Leave out the pictures and restate the rest of the data exactly.

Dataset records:
::::
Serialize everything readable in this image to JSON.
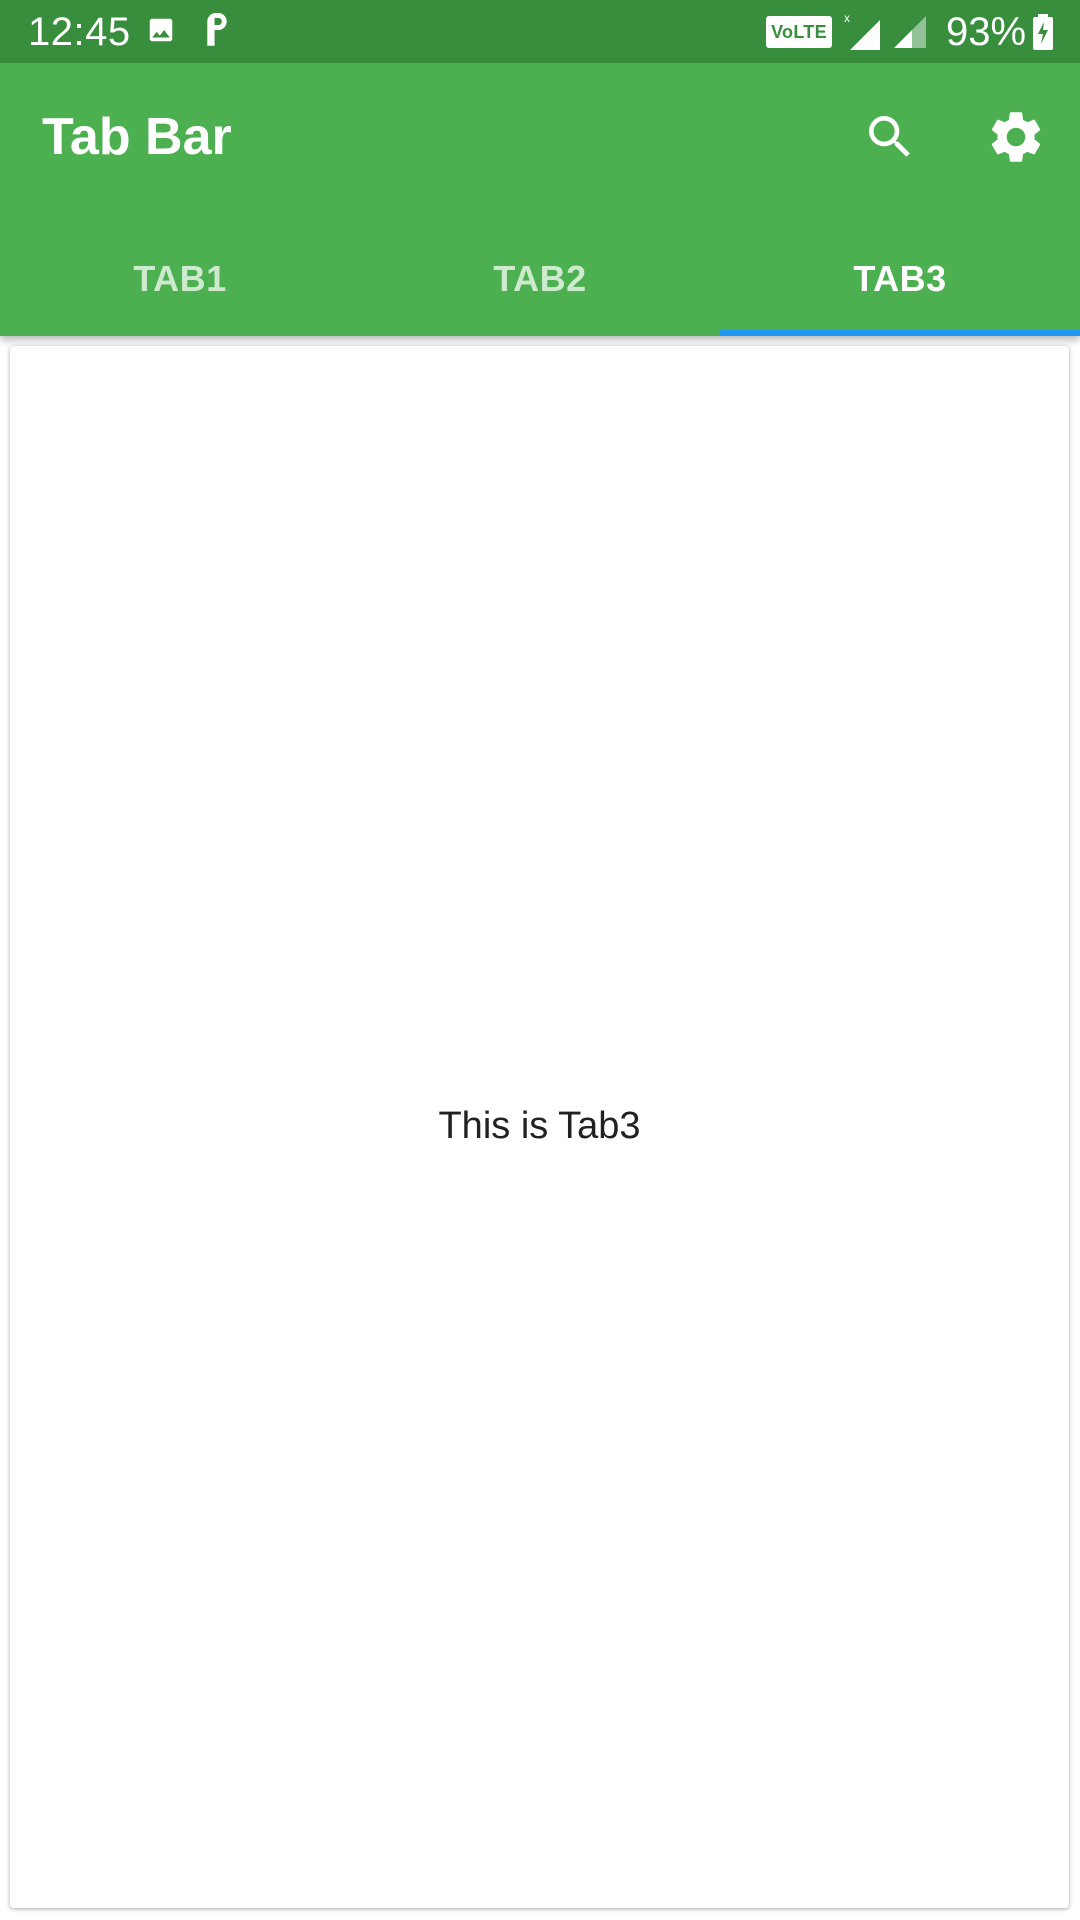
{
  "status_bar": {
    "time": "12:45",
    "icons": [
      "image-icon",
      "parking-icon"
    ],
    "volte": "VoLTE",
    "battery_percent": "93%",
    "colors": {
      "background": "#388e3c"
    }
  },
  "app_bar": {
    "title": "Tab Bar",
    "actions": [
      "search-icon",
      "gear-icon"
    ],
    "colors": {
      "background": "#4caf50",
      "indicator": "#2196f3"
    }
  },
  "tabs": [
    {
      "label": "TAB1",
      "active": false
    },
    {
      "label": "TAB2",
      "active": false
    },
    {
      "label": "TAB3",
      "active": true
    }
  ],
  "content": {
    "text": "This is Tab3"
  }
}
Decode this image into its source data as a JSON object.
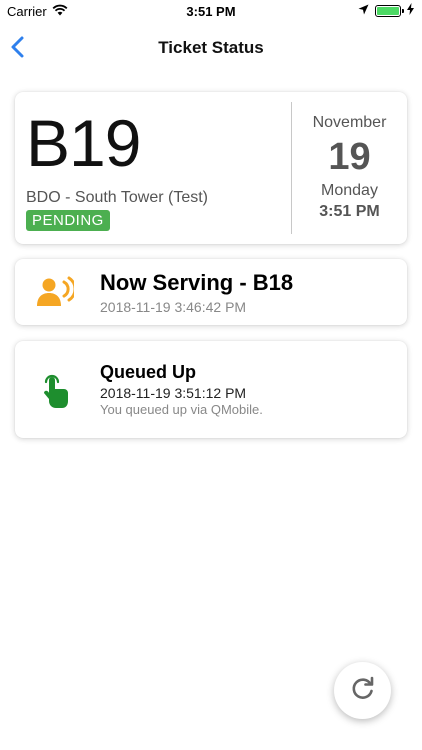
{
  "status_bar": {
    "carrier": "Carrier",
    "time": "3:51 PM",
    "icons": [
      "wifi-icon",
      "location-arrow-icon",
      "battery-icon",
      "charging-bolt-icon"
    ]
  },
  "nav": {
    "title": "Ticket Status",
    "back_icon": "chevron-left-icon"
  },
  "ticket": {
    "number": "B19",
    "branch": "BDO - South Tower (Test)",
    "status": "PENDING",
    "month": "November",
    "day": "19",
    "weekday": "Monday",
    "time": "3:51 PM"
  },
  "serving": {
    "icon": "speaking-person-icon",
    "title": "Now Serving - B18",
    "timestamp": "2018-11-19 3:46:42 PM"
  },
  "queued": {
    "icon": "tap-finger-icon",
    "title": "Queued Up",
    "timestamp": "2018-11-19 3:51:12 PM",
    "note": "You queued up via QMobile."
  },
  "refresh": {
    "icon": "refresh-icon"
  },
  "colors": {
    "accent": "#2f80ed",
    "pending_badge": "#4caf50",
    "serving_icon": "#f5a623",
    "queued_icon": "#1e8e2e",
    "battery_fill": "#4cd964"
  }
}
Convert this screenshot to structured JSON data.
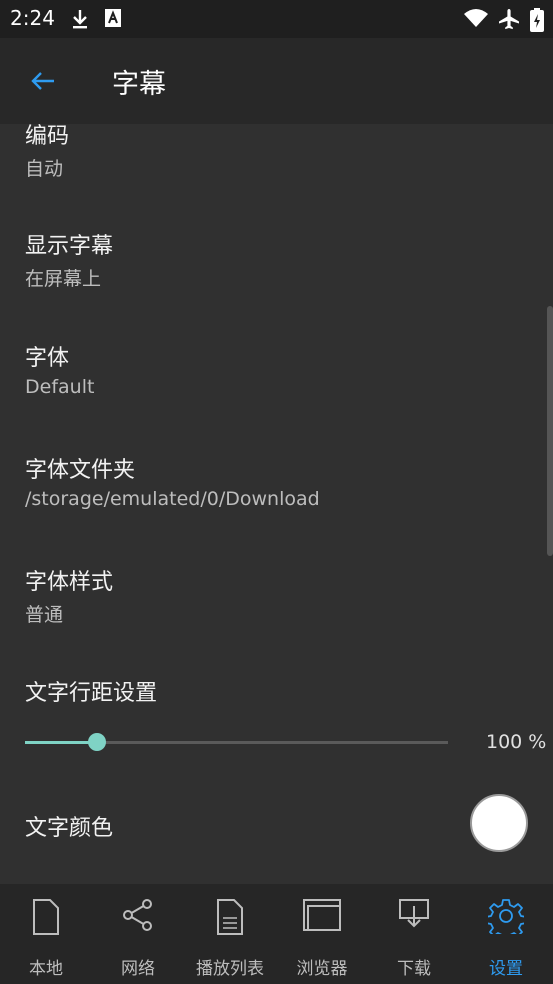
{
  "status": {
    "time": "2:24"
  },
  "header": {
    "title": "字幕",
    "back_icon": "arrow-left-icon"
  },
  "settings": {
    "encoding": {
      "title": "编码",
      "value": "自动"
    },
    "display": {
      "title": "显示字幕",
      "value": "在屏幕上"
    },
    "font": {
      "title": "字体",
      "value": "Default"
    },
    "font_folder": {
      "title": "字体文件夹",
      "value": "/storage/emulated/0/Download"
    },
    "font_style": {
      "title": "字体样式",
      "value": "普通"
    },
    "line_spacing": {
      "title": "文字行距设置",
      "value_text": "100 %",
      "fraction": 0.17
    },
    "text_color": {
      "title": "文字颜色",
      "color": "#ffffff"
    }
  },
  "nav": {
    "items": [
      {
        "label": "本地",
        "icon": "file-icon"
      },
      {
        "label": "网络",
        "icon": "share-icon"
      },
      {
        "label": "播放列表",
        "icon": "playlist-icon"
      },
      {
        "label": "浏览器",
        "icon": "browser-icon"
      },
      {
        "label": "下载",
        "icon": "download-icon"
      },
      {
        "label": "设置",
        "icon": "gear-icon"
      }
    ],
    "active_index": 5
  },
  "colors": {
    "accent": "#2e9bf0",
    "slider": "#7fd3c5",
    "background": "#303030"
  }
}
::::
### OUTPUT BELOW
Serialize everything readable in this image to JSON.
{
  "status_bar": {
    "time": "12:45",
    "icons": [
      "image-icon",
      "parking-icon"
    ],
    "volte": "VoLTE",
    "battery_percent": "93%",
    "colors": {
      "background": "#388e3c"
    }
  },
  "app_bar": {
    "title": "Tab Bar",
    "actions": [
      "search-icon",
      "gear-icon"
    ],
    "colors": {
      "background": "#4caf50",
      "indicator": "#2196f3"
    }
  },
  "tabs": [
    {
      "label": "TAB1",
      "active": false
    },
    {
      "label": "TAB2",
      "active": false
    },
    {
      "label": "TAB3",
      "active": true
    }
  ],
  "content": {
    "text": "This is Tab3"
  }
}
Decode this image into its source data as a JSON object.
{
  "status_bar": {
    "carrier": "Carrier",
    "time": "3:51 PM",
    "icons": [
      "wifi-icon",
      "location-arrow-icon",
      "battery-icon",
      "charging-bolt-icon"
    ]
  },
  "nav": {
    "title": "Ticket Status",
    "back_icon": "chevron-left-icon"
  },
  "ticket": {
    "number": "B19",
    "branch": "BDO - South Tower (Test)",
    "status": "PENDING",
    "month": "November",
    "day": "19",
    "weekday": "Monday",
    "time": "3:51 PM"
  },
  "serving": {
    "icon": "speaking-person-icon",
    "title": "Now Serving - B18",
    "timestamp": "2018-11-19 3:46:42 PM"
  },
  "queued": {
    "icon": "tap-finger-icon",
    "title": "Queued Up",
    "timestamp": "2018-11-19 3:51:12 PM",
    "note": "You queued up via QMobile."
  },
  "refresh": {
    "icon": "refresh-icon"
  },
  "colors": {
    "accent": "#2f80ed",
    "pending_badge": "#4caf50",
    "serving_icon": "#f5a623",
    "queued_icon": "#1e8e2e",
    "battery_fill": "#4cd964"
  }
}
Convert this screenshot to structured JSON data.
{
  "status": {
    "time": "2:24"
  },
  "header": {
    "title": "字幕",
    "back_icon": "arrow-left-icon"
  },
  "settings": {
    "encoding": {
      "title": "编码",
      "value": "自动"
    },
    "display": {
      "title": "显示字幕",
      "value": "在屏幕上"
    },
    "font": {
      "title": "字体",
      "value": "Default"
    },
    "font_folder": {
      "title": "字体文件夹",
      "value": "/storage/emulated/0/Download"
    },
    "font_style": {
      "title": "字体样式",
      "value": "普通"
    },
    "line_spacing": {
      "title": "文字行距设置",
      "value_text": "100 %",
      "fraction": 0.17
    },
    "text_color": {
      "title": "文字颜色",
      "color": "#ffffff"
    }
  },
  "nav": {
    "items": [
      {
        "label": "本地",
        "icon": "file-icon"
      },
      {
        "label": "网络",
        "icon": "share-icon"
      },
      {
        "label": "播放列表",
        "icon": "playlist-icon"
      },
      {
        "label": "浏览器",
        "icon": "browser-icon"
      },
      {
        "label": "下载",
        "icon": "download-icon"
      },
      {
        "label": "设置",
        "icon": "gear-icon"
      }
    ],
    "active_index": 5
  },
  "colors": {
    "accent": "#2e9bf0",
    "slider": "#7fd3c5",
    "background": "#303030"
  }
}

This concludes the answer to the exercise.